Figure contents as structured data
# # # #

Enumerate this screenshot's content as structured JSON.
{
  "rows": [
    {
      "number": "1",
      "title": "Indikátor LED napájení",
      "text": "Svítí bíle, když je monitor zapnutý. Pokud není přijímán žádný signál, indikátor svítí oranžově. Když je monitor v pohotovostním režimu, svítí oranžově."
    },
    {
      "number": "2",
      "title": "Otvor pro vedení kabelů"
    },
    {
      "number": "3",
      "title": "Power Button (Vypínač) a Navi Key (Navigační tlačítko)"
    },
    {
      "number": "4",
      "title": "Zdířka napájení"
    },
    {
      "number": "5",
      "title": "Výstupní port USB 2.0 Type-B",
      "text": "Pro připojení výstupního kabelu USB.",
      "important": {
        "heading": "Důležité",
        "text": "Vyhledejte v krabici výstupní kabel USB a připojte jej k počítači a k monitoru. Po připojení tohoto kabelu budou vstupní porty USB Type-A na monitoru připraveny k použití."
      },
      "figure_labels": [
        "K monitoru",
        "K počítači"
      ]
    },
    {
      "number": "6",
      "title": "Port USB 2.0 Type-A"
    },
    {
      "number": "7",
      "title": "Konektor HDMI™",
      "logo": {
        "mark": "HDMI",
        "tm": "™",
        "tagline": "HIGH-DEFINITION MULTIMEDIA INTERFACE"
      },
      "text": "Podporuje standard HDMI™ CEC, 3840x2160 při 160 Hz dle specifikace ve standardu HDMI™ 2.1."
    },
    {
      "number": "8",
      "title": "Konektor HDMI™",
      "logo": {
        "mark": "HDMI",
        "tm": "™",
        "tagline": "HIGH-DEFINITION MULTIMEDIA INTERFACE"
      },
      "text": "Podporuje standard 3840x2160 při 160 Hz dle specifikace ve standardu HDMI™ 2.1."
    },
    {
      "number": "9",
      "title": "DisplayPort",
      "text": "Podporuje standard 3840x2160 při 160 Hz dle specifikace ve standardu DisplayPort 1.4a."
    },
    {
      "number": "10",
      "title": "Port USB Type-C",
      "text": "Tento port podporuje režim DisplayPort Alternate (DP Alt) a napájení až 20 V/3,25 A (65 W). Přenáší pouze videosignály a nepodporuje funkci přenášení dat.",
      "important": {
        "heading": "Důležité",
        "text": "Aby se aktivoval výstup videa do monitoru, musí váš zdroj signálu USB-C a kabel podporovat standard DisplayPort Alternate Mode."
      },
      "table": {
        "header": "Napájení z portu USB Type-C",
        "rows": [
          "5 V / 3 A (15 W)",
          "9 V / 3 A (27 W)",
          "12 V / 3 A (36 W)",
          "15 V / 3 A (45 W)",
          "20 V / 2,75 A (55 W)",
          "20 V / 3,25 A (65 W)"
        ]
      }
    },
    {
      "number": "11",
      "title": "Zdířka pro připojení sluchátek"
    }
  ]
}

# # # #

WHAT YOU SHOULD DO - Copy out every line of the data above, exactly as given.

OUTPUT OF THE EXERCISE -
Enumerate this screenshot's content as structured JSON.
{
  "rows": [
    {
      "number": "1",
      "title": "Indikátor LED napájení",
      "text": "Svítí bíle, když je monitor zapnutý. Pokud není přijímán žádný signál, indikátor svítí oranžově. Když je monitor v pohotovostním režimu, svítí oranžově."
    },
    {
      "number": "2",
      "title": "Otvor pro vedení kabelů"
    },
    {
      "number": "3",
      "title": "Power Button (Vypínač) a Navi Key (Navigační tlačítko)"
    },
    {
      "number": "4",
      "title": "Zdířka napájení"
    },
    {
      "number": "5",
      "title": "Výstupní port USB 2.0 Type-B",
      "text": "Pro připojení výstupního kabelu USB.",
      "important": {
        "heading": "Důležité",
        "text": "Vyhledejte v krabici výstupní kabel USB a připojte jej k počítači a k monitoru. Po připojení tohoto kabelu budou vstupní porty USB Type-A na monitoru připraveny k použití."
      },
      "figure_labels": [
        "K monitoru",
        "K počítači"
      ]
    },
    {
      "number": "6",
      "title": "Port USB 2.0 Type-A"
    },
    {
      "number": "7",
      "title": "Konektor HDMI™",
      "logo": {
        "mark": "HDMI",
        "tm": "™",
        "tagline": "HIGH-DEFINITION MULTIMEDIA INTERFACE"
      },
      "text": "Podporuje standard HDMI™ CEC, 3840x2160 při 160 Hz dle specifikace ve standardu HDMI™ 2.1."
    },
    {
      "number": "8",
      "title": "Konektor HDMI™",
      "logo": {
        "mark": "HDMI",
        "tm": "™",
        "tagline": "HIGH-DEFINITION MULTIMEDIA INTERFACE"
      },
      "text": "Podporuje standard 3840x2160 při 160 Hz dle specifikace ve standardu HDMI™ 2.1."
    },
    {
      "number": "9",
      "title": "DisplayPort",
      "text": "Podporuje standard 3840x2160 při 160 Hz dle specifikace ve standardu DisplayPort 1.4a."
    },
    {
      "number": "10",
      "title": "Port USB Type-C",
      "text": "Tento port podporuje režim DisplayPort Alternate (DP Alt) a napájení až 20 V/3,25 A (65 W). Přenáší pouze videosignály a nepodporuje funkci přenášení dat.",
      "important": {
        "heading": "Důležité",
        "text": "Aby se aktivoval výstup videa do monitoru, musí váš zdroj signálu USB-C a kabel podporovat standard DisplayPort Alternate Mode."
      },
      "table": {
        "header": "Napájení z portu USB Type-C",
        "rows": [
          "5 V / 3 A (15 W)",
          "9 V / 3 A (27 W)",
          "12 V / 3 A (36 W)",
          "15 V / 3 A (45 W)",
          "20 V / 2,75 A (55 W)",
          "20 V / 3,25 A (65 W)"
        ]
      }
    },
    {
      "number": "11",
      "title": "Zdířka pro připojení sluchátek"
    }
  ]
}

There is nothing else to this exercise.